##### Selected passage #####

# Solved: Open Socket error and no Internet



## 1Channel (Jul 26, 2008)

I tried to get rid of some malware on my computer running XP and afterwards, I can't connect to the Internet. I can ping Google ok and the home network connects to the three computer I have, all of which can connect ok to the Internet except mine.

My Eudora cites an error "Error getting a network socket". Sam Spade pings Google ok but the IP Block check returns "Failed to Open Socket"

The malware was "Downloader" which I think I got rid of with SDFix. But there remains a file in Windows\System32 called MMCHOST.dll that SDFix could not delete. I wonder if it's part of Downloader and is the cause of the Internet connection problem?

I also disconnected XP's firewall but that had no effect. I run Norton AV and before SDFix it showed a notice that I had Downloader which it couldn't fix but after SDFix, that notice no longer comes up.

Any idea anyone?


----------



## avisitor (Jul 13, 2008)

Hit Windows + R and type CMD and press enter.

##### Material supplied #####

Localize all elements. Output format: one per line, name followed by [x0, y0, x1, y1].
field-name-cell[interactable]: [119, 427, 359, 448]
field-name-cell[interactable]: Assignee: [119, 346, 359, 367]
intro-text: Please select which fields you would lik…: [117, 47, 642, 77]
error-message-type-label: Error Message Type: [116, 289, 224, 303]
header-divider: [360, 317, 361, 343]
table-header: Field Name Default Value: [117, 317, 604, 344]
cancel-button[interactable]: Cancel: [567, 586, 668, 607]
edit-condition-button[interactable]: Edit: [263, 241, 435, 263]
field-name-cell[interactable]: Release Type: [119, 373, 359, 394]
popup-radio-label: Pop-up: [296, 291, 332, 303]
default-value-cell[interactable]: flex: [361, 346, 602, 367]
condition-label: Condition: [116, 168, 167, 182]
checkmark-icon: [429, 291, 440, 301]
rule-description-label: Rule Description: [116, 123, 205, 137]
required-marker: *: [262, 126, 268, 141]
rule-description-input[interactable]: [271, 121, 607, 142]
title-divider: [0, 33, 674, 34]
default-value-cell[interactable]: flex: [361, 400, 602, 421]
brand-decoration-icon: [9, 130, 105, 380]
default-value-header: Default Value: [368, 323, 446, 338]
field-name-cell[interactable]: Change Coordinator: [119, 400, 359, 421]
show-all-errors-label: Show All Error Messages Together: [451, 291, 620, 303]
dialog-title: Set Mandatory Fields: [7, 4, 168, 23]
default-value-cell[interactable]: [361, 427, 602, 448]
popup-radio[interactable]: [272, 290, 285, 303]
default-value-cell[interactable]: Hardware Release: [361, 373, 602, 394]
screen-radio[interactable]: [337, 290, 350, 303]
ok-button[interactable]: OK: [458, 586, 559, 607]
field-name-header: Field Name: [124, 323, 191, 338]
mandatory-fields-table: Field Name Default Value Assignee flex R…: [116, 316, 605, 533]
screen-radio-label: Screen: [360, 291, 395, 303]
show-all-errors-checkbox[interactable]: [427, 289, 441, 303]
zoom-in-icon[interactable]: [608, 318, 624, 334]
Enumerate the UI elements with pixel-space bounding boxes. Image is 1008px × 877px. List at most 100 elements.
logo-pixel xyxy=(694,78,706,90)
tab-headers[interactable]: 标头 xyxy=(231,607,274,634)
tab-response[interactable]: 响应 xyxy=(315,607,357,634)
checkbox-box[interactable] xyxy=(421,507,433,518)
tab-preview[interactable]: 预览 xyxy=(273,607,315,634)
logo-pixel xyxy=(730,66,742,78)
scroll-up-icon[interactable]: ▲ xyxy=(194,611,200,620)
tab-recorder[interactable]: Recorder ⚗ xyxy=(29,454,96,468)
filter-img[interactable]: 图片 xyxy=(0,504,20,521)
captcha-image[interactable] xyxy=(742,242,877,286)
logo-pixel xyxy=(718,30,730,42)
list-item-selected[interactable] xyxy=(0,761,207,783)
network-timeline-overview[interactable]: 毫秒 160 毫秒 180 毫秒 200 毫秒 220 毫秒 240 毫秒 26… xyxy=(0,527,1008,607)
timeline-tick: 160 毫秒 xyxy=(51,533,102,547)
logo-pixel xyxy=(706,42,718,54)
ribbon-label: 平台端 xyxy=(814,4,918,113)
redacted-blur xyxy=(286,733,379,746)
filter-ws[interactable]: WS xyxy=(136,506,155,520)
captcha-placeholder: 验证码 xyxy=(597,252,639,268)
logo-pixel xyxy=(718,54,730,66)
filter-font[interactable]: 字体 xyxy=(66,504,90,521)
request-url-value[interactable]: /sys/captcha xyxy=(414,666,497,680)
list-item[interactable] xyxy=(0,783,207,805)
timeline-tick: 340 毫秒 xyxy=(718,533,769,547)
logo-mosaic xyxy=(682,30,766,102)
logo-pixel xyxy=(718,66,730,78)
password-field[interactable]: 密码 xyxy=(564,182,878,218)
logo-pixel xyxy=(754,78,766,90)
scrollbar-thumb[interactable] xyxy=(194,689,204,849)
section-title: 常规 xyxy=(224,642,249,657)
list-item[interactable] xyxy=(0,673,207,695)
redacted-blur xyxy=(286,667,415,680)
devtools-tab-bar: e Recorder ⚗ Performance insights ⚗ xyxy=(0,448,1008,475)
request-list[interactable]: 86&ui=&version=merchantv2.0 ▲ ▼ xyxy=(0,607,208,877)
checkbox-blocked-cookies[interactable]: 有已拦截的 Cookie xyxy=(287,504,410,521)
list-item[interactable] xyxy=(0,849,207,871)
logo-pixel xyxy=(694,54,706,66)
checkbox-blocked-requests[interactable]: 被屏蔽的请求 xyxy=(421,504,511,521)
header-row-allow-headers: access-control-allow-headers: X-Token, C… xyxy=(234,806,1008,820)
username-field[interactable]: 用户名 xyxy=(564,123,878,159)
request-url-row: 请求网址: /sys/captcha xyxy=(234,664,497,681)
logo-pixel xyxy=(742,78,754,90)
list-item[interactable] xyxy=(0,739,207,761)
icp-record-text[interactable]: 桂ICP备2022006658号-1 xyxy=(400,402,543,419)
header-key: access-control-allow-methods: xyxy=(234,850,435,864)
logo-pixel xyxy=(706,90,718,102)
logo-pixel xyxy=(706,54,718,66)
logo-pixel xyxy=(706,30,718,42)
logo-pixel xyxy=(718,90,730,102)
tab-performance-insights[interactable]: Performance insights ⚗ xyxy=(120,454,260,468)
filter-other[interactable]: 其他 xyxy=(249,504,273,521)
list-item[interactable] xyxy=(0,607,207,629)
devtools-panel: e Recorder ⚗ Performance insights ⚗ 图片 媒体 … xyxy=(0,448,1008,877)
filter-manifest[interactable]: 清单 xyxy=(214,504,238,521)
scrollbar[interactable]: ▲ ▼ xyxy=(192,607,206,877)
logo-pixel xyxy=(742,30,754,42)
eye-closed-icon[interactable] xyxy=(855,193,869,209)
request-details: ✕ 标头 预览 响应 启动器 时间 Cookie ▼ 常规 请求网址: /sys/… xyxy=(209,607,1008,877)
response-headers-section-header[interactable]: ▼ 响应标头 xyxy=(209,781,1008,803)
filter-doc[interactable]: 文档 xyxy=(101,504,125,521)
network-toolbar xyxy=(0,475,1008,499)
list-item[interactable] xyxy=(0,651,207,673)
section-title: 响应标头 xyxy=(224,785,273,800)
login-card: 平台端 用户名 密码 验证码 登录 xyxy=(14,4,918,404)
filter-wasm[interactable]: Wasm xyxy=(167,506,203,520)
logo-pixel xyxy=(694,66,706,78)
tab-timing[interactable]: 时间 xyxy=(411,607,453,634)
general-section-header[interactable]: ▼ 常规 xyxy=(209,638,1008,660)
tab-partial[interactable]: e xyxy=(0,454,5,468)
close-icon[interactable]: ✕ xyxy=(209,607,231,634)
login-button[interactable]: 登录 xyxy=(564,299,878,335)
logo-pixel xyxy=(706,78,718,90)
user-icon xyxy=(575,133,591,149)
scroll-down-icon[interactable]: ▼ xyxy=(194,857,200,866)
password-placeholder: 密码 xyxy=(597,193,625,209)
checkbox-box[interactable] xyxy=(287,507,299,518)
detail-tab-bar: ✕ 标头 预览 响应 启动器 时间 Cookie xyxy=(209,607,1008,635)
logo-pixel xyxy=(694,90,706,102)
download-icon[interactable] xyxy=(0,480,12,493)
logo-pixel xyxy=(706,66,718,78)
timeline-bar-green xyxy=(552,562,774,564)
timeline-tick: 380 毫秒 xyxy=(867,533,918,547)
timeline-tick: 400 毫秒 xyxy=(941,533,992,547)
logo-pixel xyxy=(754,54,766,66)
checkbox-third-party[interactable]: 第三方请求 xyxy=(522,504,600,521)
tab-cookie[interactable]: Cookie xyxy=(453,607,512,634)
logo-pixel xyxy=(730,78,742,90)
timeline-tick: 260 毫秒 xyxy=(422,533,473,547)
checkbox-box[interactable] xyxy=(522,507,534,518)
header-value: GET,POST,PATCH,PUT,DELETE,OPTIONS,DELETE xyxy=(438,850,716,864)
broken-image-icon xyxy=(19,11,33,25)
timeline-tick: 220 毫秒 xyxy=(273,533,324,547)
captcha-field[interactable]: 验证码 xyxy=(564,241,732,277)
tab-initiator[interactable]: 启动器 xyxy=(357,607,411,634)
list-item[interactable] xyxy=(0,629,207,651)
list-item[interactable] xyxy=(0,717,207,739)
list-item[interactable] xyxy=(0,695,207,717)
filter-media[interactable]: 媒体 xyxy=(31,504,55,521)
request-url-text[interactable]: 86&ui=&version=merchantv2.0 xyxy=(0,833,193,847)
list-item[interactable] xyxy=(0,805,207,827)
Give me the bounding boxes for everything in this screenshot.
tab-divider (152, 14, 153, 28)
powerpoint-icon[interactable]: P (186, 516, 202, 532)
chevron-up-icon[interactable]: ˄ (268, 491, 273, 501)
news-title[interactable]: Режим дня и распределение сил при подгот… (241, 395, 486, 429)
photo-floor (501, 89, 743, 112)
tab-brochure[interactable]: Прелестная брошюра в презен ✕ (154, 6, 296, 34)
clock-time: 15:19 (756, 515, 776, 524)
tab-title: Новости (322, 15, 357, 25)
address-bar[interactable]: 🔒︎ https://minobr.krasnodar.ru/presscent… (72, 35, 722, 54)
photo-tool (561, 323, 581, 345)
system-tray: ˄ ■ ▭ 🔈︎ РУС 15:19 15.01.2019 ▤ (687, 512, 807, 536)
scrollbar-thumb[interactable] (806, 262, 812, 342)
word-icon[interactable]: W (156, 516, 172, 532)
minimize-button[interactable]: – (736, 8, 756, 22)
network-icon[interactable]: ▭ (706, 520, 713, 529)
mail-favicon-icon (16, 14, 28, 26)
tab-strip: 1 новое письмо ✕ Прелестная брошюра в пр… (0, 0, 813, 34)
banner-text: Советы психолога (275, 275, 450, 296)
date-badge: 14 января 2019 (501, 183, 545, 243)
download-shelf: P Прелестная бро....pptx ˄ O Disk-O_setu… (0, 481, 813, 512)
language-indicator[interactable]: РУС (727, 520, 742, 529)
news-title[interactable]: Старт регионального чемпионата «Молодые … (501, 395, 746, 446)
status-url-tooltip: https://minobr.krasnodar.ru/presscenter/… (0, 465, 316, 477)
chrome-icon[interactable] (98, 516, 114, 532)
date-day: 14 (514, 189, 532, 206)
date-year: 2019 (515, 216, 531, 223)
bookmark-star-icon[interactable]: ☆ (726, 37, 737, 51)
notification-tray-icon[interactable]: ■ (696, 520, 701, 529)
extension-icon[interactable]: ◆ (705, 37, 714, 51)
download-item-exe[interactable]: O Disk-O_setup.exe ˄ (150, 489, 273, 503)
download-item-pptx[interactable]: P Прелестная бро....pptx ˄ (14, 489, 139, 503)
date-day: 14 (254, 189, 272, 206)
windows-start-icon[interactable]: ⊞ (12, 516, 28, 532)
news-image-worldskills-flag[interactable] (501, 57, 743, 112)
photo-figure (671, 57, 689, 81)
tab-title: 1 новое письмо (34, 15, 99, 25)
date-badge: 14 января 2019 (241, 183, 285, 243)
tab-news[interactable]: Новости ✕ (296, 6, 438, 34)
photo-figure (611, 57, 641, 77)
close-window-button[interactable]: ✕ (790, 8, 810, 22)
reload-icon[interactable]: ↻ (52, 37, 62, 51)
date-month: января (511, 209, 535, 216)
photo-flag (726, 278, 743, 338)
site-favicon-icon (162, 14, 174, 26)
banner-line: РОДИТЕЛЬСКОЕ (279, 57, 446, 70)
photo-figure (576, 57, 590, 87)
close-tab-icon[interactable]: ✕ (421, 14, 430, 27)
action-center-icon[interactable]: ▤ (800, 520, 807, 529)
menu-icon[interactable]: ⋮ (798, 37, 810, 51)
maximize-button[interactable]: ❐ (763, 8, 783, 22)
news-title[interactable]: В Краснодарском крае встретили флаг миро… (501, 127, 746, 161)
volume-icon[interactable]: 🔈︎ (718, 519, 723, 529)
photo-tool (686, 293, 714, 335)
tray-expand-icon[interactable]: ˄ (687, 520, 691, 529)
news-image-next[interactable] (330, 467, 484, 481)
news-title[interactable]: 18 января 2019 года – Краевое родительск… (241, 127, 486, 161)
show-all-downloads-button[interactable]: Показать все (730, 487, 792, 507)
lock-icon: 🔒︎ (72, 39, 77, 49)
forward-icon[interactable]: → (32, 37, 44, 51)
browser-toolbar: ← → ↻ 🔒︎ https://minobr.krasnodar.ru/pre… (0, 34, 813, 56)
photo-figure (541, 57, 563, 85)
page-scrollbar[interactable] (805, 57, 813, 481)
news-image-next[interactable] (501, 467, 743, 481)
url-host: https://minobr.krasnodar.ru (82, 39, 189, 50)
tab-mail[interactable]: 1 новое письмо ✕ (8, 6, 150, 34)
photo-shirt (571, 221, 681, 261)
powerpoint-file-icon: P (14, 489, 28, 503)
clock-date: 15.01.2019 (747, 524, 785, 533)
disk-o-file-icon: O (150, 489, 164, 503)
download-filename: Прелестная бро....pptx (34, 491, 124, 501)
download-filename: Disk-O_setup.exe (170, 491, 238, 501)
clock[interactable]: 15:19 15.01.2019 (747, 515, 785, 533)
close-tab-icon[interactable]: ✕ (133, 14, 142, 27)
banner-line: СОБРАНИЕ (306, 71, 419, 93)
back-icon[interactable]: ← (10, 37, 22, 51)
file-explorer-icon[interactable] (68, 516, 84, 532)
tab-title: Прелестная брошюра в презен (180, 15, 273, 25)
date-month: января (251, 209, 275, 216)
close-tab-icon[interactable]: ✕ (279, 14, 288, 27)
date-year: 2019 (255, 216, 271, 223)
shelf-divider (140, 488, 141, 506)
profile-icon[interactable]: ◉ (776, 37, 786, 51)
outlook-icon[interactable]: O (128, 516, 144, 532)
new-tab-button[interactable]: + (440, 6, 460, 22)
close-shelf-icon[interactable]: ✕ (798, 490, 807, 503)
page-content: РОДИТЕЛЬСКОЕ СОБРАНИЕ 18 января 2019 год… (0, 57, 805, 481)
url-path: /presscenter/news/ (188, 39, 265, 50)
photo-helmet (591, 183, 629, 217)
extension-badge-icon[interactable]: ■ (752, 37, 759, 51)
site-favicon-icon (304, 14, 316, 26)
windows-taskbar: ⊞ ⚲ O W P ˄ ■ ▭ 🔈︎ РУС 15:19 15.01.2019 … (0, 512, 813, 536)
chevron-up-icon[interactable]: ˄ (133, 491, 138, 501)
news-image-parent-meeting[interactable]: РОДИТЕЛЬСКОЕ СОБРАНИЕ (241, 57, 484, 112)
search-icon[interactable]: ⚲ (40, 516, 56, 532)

#####

» Required task 1
Reproduce the part of the socket error thread starting at "I also disconnected" and ending at "longer comes up.".
» Required task 2
Carry on the socket error thread from its last line.

» Output 1
I also disconnected XP's firewall but that had no effect. I run Norton AV and before SDFix it showed a notice that I had Downloader which it couldn't fix but after SDFix, that notice no longer comes up.

» Output 2
At the prompt type:

*netsh winsock reset catalog*

and

*netsh int ipv4 reset reset.log*


----------



## 1Channel (Jul 26, 2008)

Thank you Avisitor. That is good information to know. However, I complained to Cablevision that my signal was blocked but they said it wasn't. They said it was my Firewall. I said it wasn't beacuse nothing had changed. But I went ahead anyway and disabled NAV and guess what - everything worked! Then I enabled NAV, rebooted, and everything still worked!! Go figure.

Thank again for your attention and the good tip.


----------



## avisitor (Jul 13, 2008)

Actually, my second line is wrong. It's netsh int ip reset reset.log

Sorry.

Anyhow, you can mark your thread solved with the mark solved button at the top right of the thread.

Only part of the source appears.